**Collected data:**
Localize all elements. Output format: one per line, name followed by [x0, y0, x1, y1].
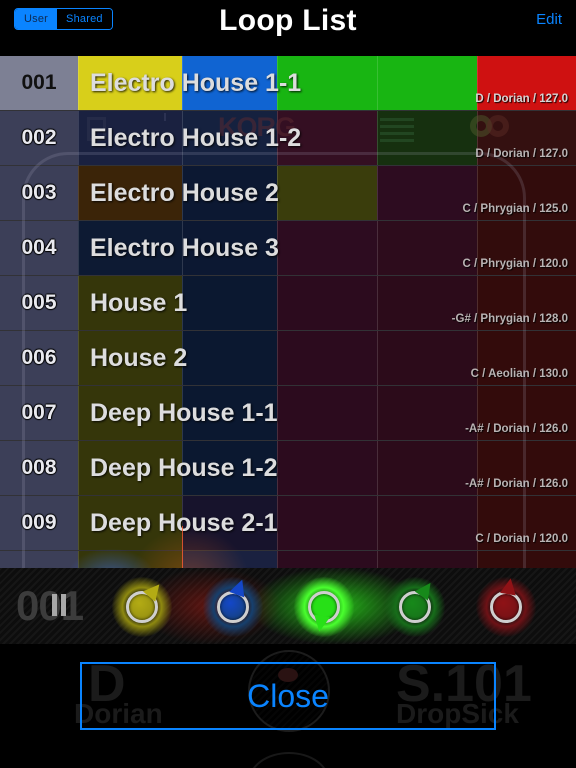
- row-title: Electro House 1-1: [90, 68, 302, 97]
- color-band: [277, 331, 377, 385]
- table-row[interactable]: KORG 002 Electro House 1-2 D / Dorian / 127…: [0, 111, 576, 166]
- close-button[interactable]: Close: [80, 662, 496, 730]
- row-title: Deep House 2-2: [90, 551, 278, 569]
- knob-4[interactable]: [383, 577, 447, 637]
- color-band: [377, 386, 477, 440]
- color-band: [277, 221, 377, 275]
- row-title: Electro House 3: [90, 233, 279, 262]
- row-number: 006: [21, 346, 57, 369]
- knob-pointer: [500, 577, 519, 596]
- transport-bar: 001: [0, 568, 576, 644]
- row-number: 004: [21, 236, 57, 259]
- row-title: House 1: [90, 288, 188, 317]
- table-row[interactable]: 006 House 2 C / Aeolian / 130.0: [0, 331, 576, 386]
- row-meta: C / Phrygian / 120.0: [462, 258, 568, 270]
- loop-list-screen: User Shared Loop List Edit 001 Electro Ho…: [0, 0, 576, 768]
- pause-icon[interactable]: [52, 594, 66, 616]
- row-meta: -A# / Dorian / 126.0: [465, 478, 568, 490]
- row-title: House 2: [90, 343, 188, 372]
- row-meta: D / Dorian / 127.0: [475, 148, 568, 160]
- table-row[interactable]: 008 Deep House 1-2 -A# / Dorian / 126.0: [0, 441, 576, 496]
- color-band: [182, 276, 277, 330]
- row-number: 003: [21, 181, 57, 204]
- color-band: [277, 276, 377, 330]
- color-band: [182, 331, 277, 385]
- row-number: 009: [21, 511, 57, 534]
- knob-5[interactable]: [474, 577, 538, 637]
- color-band: [377, 331, 477, 385]
- row-number: 010: [0, 551, 78, 568]
- table-row[interactable]: 007 Deep House 1-1 -A# / Dorian / 126.0: [0, 386, 576, 441]
- row-color-bands: [0, 551, 576, 568]
- row-title: Deep House 1-2: [90, 453, 278, 482]
- row-meta: C / Phrygian / 125.0: [462, 203, 568, 215]
- row-meta: C / Dorian / 120.0: [475, 533, 568, 545]
- color-band: [277, 386, 377, 440]
- row-number: 007: [21, 401, 57, 424]
- color-band: [277, 441, 377, 495]
- knob-3[interactable]: [292, 577, 356, 637]
- row-meta: D / Dorian / 127.0: [475, 93, 568, 105]
- loop-counter: 001: [16, 582, 84, 629]
- knob-pointer: [311, 614, 330, 633]
- knob-ring: [490, 591, 522, 623]
- table-row[interactable]: 009 Deep House 2-1 C / Dorian / 120.0: [0, 496, 576, 551]
- color-band: [377, 551, 477, 568]
- navigation-bar: User Shared Loop List Edit: [0, 0, 576, 56]
- color-band: [277, 166, 377, 220]
- color-band: [377, 56, 477, 110]
- row-number: 001: [21, 71, 57, 94]
- row-title: Electro House 1-2: [90, 123, 302, 152]
- row-number: 002: [21, 126, 57, 149]
- color-band: [277, 551, 377, 568]
- row-title: Deep House 2-1: [90, 508, 278, 537]
- color-band: [377, 496, 477, 550]
- table-row[interactable]: 003 Electro House 2 C / Phrygian / 125.0: [0, 166, 576, 221]
- table-row[interactable]: 010 Deep House 2-2: [0, 551, 576, 568]
- row-number: 008: [21, 456, 57, 479]
- color-band: [377, 111, 477, 165]
- row-number: 005: [21, 291, 57, 314]
- row-meta: C / Aeolian / 130.0: [470, 368, 568, 380]
- table-row[interactable]: 001 Electro House 1-1 D / Dorian / 127.0: [0, 56, 576, 111]
- table-row[interactable]: 005 House 1 -G# / Phrygian / 128.0: [0, 276, 576, 331]
- color-band: [277, 496, 377, 550]
- row-title: Electro House 2: [90, 178, 279, 207]
- crosshair-line: [182, 526, 183, 568]
- row-title: Deep House 1-1: [90, 398, 278, 427]
- knob-2[interactable]: [201, 576, 265, 637]
- loop-list[interactable]: 001 Electro House 1-1 D / Dorian / 127.0 KO…: [0, 56, 576, 568]
- row-meta: -G# / Phrygian / 128.0: [451, 313, 568, 325]
- edit-button[interactable]: Edit: [536, 11, 562, 28]
- color-band: [477, 551, 576, 568]
- page-title: Loop List: [219, 4, 357, 37]
- color-band: [377, 441, 477, 495]
- table-row[interactable]: 004 Electro House 3 C / Phrygian / 120.0: [0, 221, 576, 276]
- row-meta: -A# / Dorian / 126.0: [465, 423, 568, 435]
- knob-1[interactable]: [110, 577, 174, 637]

**Problem to solve:**
Copy out the rows word for word, from the line containing "- row-title: Electro House 1-1: [90, 68, 302, 97]" through the line containing "- color-band: [277, 221, 377, 275]".

**Reply:**
- row-title: Electro House 1-1: [90, 68, 302, 97]
- color-band: [277, 331, 377, 385]
- table-row[interactable]: KORG 002 Electro House 1-2 D / Dorian / 127…: [0, 111, 576, 166]
- close-button[interactable]: Close: [80, 662, 496, 730]
- row-title: Deep House 2-2: [90, 551, 278, 569]
- knob-4[interactable]: [383, 577, 447, 637]
- color-band: [377, 386, 477, 440]
- color-band: [277, 221, 377, 275]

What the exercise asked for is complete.